▶ [ENTRIES PROVIDED]:
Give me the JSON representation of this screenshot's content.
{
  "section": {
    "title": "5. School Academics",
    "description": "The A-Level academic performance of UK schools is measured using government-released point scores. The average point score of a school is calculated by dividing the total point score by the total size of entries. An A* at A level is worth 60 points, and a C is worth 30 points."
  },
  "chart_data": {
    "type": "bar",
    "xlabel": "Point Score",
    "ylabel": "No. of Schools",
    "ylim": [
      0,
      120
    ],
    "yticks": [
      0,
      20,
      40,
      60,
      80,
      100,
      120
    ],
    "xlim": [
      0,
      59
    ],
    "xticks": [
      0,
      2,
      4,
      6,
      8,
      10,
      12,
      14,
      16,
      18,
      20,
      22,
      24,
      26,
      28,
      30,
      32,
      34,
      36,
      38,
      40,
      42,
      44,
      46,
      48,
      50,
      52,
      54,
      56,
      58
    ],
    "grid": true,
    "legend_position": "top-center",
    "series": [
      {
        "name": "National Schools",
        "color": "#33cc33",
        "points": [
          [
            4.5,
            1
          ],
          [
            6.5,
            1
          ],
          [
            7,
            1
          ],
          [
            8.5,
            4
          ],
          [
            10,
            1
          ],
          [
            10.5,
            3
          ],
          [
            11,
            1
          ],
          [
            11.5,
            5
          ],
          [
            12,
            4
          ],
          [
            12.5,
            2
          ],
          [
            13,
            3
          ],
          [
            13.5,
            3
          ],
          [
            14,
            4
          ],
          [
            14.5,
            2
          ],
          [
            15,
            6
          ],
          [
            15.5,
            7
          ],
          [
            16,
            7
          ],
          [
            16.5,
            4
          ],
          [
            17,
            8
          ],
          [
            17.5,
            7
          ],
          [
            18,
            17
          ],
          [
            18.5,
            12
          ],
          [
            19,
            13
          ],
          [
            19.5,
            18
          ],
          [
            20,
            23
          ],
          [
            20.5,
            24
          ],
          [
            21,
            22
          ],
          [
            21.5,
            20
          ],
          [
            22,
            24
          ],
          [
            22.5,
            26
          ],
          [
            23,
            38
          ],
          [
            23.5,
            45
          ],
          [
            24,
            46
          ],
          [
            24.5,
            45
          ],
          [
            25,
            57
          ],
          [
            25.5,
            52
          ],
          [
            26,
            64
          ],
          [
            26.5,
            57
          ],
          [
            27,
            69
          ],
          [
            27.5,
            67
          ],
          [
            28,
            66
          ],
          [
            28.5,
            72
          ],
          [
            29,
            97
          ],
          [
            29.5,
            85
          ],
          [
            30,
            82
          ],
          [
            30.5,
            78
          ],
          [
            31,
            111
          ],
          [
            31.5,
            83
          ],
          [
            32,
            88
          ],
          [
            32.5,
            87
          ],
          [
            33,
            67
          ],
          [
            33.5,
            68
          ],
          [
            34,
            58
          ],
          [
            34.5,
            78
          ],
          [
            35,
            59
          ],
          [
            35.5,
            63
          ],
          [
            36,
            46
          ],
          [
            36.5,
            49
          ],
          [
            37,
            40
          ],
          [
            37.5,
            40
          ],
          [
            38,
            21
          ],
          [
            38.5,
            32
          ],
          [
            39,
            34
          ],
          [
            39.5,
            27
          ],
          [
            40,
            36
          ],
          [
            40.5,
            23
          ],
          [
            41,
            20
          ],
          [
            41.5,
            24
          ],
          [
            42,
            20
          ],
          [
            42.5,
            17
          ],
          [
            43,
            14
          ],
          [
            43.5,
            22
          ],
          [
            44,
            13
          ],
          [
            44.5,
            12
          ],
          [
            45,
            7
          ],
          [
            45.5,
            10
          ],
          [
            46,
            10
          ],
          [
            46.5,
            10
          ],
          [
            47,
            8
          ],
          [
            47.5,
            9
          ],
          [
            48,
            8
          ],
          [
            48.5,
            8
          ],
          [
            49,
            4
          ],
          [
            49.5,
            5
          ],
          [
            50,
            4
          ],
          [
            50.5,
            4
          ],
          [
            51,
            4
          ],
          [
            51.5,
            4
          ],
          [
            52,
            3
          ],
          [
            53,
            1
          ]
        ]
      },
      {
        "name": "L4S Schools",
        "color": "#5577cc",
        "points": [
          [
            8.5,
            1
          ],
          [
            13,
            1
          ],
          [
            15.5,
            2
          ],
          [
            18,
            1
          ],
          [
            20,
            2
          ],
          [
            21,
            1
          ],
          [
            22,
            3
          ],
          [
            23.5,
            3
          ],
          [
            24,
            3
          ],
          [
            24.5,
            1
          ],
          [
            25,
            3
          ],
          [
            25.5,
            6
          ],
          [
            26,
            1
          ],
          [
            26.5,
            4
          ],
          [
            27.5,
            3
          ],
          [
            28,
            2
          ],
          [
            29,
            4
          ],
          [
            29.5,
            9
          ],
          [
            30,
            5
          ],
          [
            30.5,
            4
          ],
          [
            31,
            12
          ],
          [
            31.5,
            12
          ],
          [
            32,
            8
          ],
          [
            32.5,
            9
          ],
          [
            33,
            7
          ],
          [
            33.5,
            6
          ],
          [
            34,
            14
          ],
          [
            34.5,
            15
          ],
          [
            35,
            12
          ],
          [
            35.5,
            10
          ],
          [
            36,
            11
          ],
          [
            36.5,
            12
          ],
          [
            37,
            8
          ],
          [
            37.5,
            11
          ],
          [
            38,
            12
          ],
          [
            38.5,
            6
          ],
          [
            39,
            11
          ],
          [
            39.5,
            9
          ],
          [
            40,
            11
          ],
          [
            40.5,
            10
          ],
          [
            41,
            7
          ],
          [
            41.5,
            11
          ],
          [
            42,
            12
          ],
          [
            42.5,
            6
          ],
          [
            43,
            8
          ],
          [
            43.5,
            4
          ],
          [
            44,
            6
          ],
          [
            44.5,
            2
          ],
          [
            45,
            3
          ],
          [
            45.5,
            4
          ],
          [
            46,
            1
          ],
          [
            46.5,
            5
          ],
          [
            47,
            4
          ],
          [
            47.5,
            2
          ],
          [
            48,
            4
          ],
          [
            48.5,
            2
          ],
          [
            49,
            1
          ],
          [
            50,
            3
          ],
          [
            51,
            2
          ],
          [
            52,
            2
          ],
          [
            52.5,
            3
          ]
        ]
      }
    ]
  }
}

▶ [PROBLEM DESCRIPTION]: From the records above, extract everything verbatim.

▶ [SOLUTION TO THIS TASK]:
Give me the JSON representation of this screenshot's content.
{
  "section": {
    "title": "5. School Academics",
    "description": "The A-Level academic performance of UK schools is measured using government-released point scores. The average point score of a school is calculated by dividing the total point score by the total size of entries. An A* at A level is worth 60 points, and a C is worth 30 points."
  },
  "chart_data": {
    "type": "bar",
    "xlabel": "Point Score",
    "ylabel": "No. of Schools",
    "ylim": [
      0,
      120
    ],
    "yticks": [
      0,
      20,
      40,
      60,
      80,
      100,
      120
    ],
    "xlim": [
      0,
      59
    ],
    "xticks": [
      0,
      2,
      4,
      6,
      8,
      10,
      12,
      14,
      16,
      18,
      20,
      22,
      24,
      26,
      28,
      30,
      32,
      34,
      36,
      38,
      40,
      42,
      44,
      46,
      48,
      50,
      52,
      54,
      56,
      58
    ],
    "grid": true,
    "legend_position": "top-center",
    "series": [
      {
        "name": "National Schools",
        "color": "#33cc33",
        "points": [
          [
            4.5,
            1
          ],
          [
            6.5,
            1
          ],
          [
            7,
            1
          ],
          [
            8.5,
            4
          ],
          [
            10,
            1
          ],
          [
            10.5,
            3
          ],
          [
            11,
            1
          ],
          [
            11.5,
            5
          ],
          [
            12,
            4
          ],
          [
            12.5,
            2
          ],
          [
            13,
            3
          ],
          [
            13.5,
            3
          ],
          [
            14,
            4
          ],
          [
            14.5,
            2
          ],
          [
            15,
            6
          ],
          [
            15.5,
            7
          ],
          [
            16,
            7
          ],
          [
            16.5,
            4
          ],
          [
            17,
            8
          ],
          [
            17.5,
            7
          ],
          [
            18,
            17
          ],
          [
            18.5,
            12
          ],
          [
            19,
            13
          ],
          [
            19.5,
            18
          ],
          [
            20,
            23
          ],
          [
            20.5,
            24
          ],
          [
            21,
            22
          ],
          [
            21.5,
            20
          ],
          [
            22,
            24
          ],
          [
            22.5,
            26
          ],
          [
            23,
            38
          ],
          [
            23.5,
            45
          ],
          [
            24,
            46
          ],
          [
            24.5,
            45
          ],
          [
            25,
            57
          ],
          [
            25.5,
            52
          ],
          [
            26,
            64
          ],
          [
            26.5,
            57
          ],
          [
            27,
            69
          ],
          [
            27.5,
            67
          ],
          [
            28,
            66
          ],
          [
            28.5,
            72
          ],
          [
            29,
            97
          ],
          [
            29.5,
            85
          ],
          [
            30,
            82
          ],
          [
            30.5,
            78
          ],
          [
            31,
            111
          ],
          [
            31.5,
            83
          ],
          [
            32,
            88
          ],
          [
            32.5,
            87
          ],
          [
            33,
            67
          ],
          [
            33.5,
            68
          ],
          [
            34,
            58
          ],
          [
            34.5,
            78
          ],
          [
            35,
            59
          ],
          [
            35.5,
            63
          ],
          [
            36,
            46
          ],
          [
            36.5,
            49
          ],
          [
            37,
            40
          ],
          [
            37.5,
            40
          ],
          [
            38,
            21
          ],
          [
            38.5,
            32
          ],
          [
            39,
            34
          ],
          [
            39.5,
            27
          ],
          [
            40,
            36
          ],
          [
            40.5,
            23
          ],
          [
            41,
            20
          ],
          [
            41.5,
            24
          ],
          [
            42,
            20
          ],
          [
            42.5,
            17
          ],
          [
            43,
            14
          ],
          [
            43.5,
            22
          ],
          [
            44,
            13
          ],
          [
            44.5,
            12
          ],
          [
            45,
            7
          ],
          [
            45.5,
            10
          ],
          [
            46,
            10
          ],
          [
            46.5,
            10
          ],
          [
            47,
            8
          ],
          [
            47.5,
            9
          ],
          [
            48,
            8
          ],
          [
            48.5,
            8
          ],
          [
            49,
            4
          ],
          [
            49.5,
            5
          ],
          [
            50,
            4
          ],
          [
            50.5,
            4
          ],
          [
            51,
            4
          ],
          [
            51.5,
            4
          ],
          [
            52,
            3
          ],
          [
            53,
            1
          ]
        ]
      },
      {
        "name": "L4S Schools",
        "color": "#5577cc",
        "points": [
          [
            8.5,
            1
          ],
          [
            13,
            1
          ],
          [
            15.5,
            2
          ],
          [
            18,
            1
          ],
          [
            20,
            2
          ],
          [
            21,
            1
          ],
          [
            22,
            3
          ],
          [
            23.5,
            3
          ],
          [
            24,
            3
          ],
          [
            24.5,
            1
          ],
          [
            25,
            3
          ],
          [
            25.5,
            6
          ],
          [
            26,
            1
          ],
          [
            26.5,
            4
          ],
          [
            27.5,
            3
          ],
          [
            28,
            2
          ],
          [
            29,
            4
          ],
          [
            29.5,
            9
          ],
          [
            30,
            5
          ],
          [
            30.5,
            4
          ],
          [
            31,
            12
          ],
          [
            31.5,
            12
          ],
          [
            32,
            8
          ],
          [
            32.5,
            9
          ],
          [
            33,
            7
          ],
          [
            33.5,
            6
          ],
          [
            34,
            14
          ],
          [
            34.5,
            15
          ],
          [
            35,
            12
          ],
          [
            35.5,
            10
          ],
          [
            36,
            11
          ],
          [
            36.5,
            12
          ],
          [
            37,
            8
          ],
          [
            37.5,
            11
          ],
          [
            38,
            12
          ],
          [
            38.5,
            6
          ],
          [
            39,
            11
          ],
          [
            39.5,
            9
          ],
          [
            40,
            11
          ],
          [
            40.5,
            10
          ],
          [
            41,
            7
          ],
          [
            41.5,
            11
          ],
          [
            42,
            12
          ],
          [
            42.5,
            6
          ],
          [
            43,
            8
          ],
          [
            43.5,
            4
          ],
          [
            44,
            6
          ],
          [
            44.5,
            2
          ],
          [
            45,
            3
          ],
          [
            45.5,
            4
          ],
          [
            46,
            1
          ],
          [
            46.5,
            5
          ],
          [
            47,
            4
          ],
          [
            47.5,
            2
          ],
          [
            48,
            4
          ],
          [
            48.5,
            2
          ],
          [
            49,
            1
          ],
          [
            50,
            3
          ],
          [
            51,
            2
          ],
          [
            52,
            2
          ],
          [
            52.5,
            3
          ]
        ]
      }
    ]
  }
}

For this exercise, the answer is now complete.